#### [REQUIRED TASK]
Collect all lines containing the word "this" from the data.

#### [EXERCISE MATERIAL]

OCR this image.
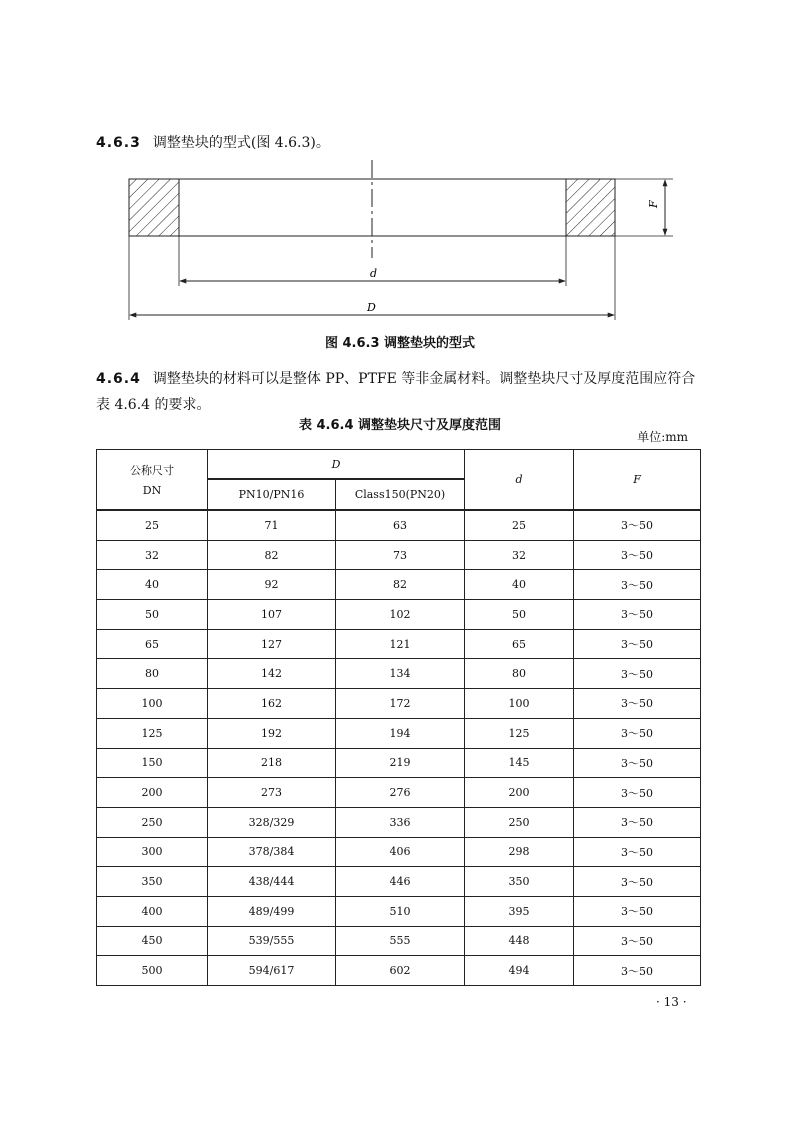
4.6.3 调整垫块的型式(图 4.6.3)。
F
d
D
图 4.6.3 调整垫块的型式
4.6.4 调整垫块的材料可以是整体 PP、PTFE 等非金属材料。调整垫块尺寸及厚度范围应符合表 4.6.4 的要求。
表 4.6.4 调整垫块尺寸及厚度范围
单位:mm
公称尺寸
DN	D		d	F
	PN10/PN16	Class150(PN20)		
25	71	63	25	3～50
32	82	73	32	3～50
40	92	82	40	3～50
50	107	102	50	3～50
65	127	121	65	3～50
80	142	134	80	3～50
100	162	172	100	3～50
125	192	194	125	3～50
150	218	219	145	3～50
200	273	276	200	3～50
250	328/329	336	250	3～50
300	378/384	406	298	3～50
350	438/444	446	350	3～50
400	489/499	510	395	3～50
450	539/555	555	448	3～50
500	594/617	602	494	3～50
· 13 ·
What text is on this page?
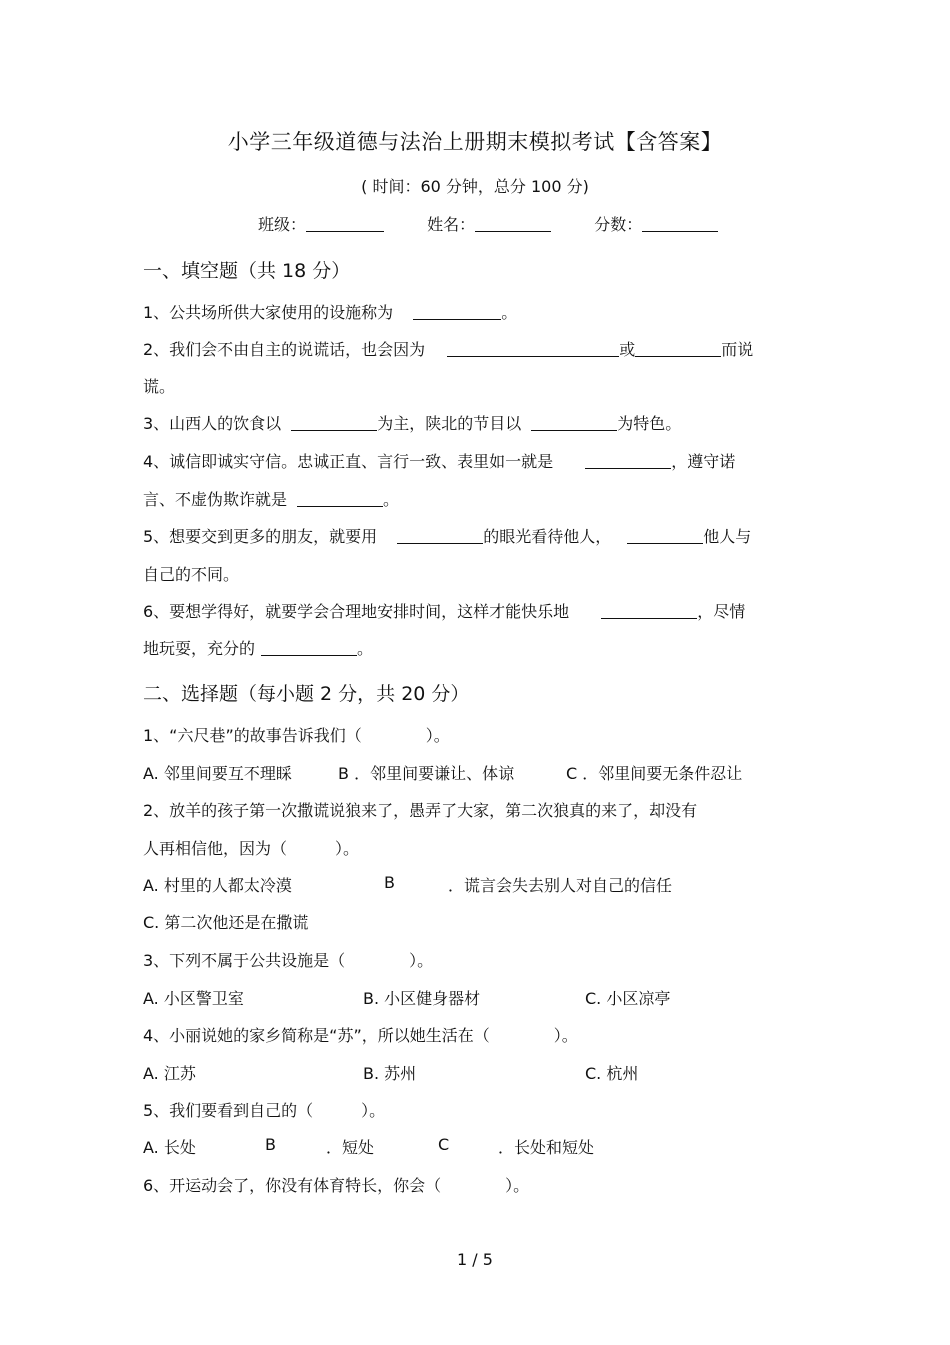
小学三年级道德与法治上册期末模拟考试【含答案】
( 时间：60 分钟，总分 100 分)
班级：	姓名：	分数：
一、填空题（共 18 分）
1、公共场所供大家使用的设施称为	。
2、我们会不由自主的说谎话，也会因为	或	而说
谎。
3、山西人的饮食以	为主，陕北的节目以	为特色。
4、诚信即诚实守信。忠诚正直、言行一致、表里如一就是	，遵守诺
言、不虚伪欺诈就是	。
5、想要交到更多的朋友，就要用	的眼光看待他人，	他人与
自己的不同。
6、要想学得好，就要学会合理地安排时间，这样才能快乐地	，尽情
地玩耍，充分的	。
二、选择题（每小题 2 分，共 20 分）
1、“六尺巷”的故事告诉我们（　　　　）。
A. 邻里间要互不理睬	B ．邻里间要谦让、体谅	C ．邻里间要无条件忍让
2、放羊的孩子第一次撒谎说狼来了，愚弄了大家，第二次狼真的来了，却没有
人再相信他，因为（　　　）。
A. 村里的人都太冷漠	B	．谎言会失去别人对自己的信任
C. 第二次他还是在撒谎
3、下列不属于公共设施是（　　　　）。
A. 小区警卫室	B. 小区健身器材	C. 小区凉亭
4、小丽说她的家乡简称是“苏”，所以她生活在（　　　　）。
A. 江苏	B. 苏州	C. 杭州
5、我们要看到自己的（　　　）。
A. 长处	B	．短处	C	．长处和短处
6、开运动会了，你没有体育特长，你会（　　　　）。
1 / 5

#### [SOLUTION]
OCR this image.
What text is on this page?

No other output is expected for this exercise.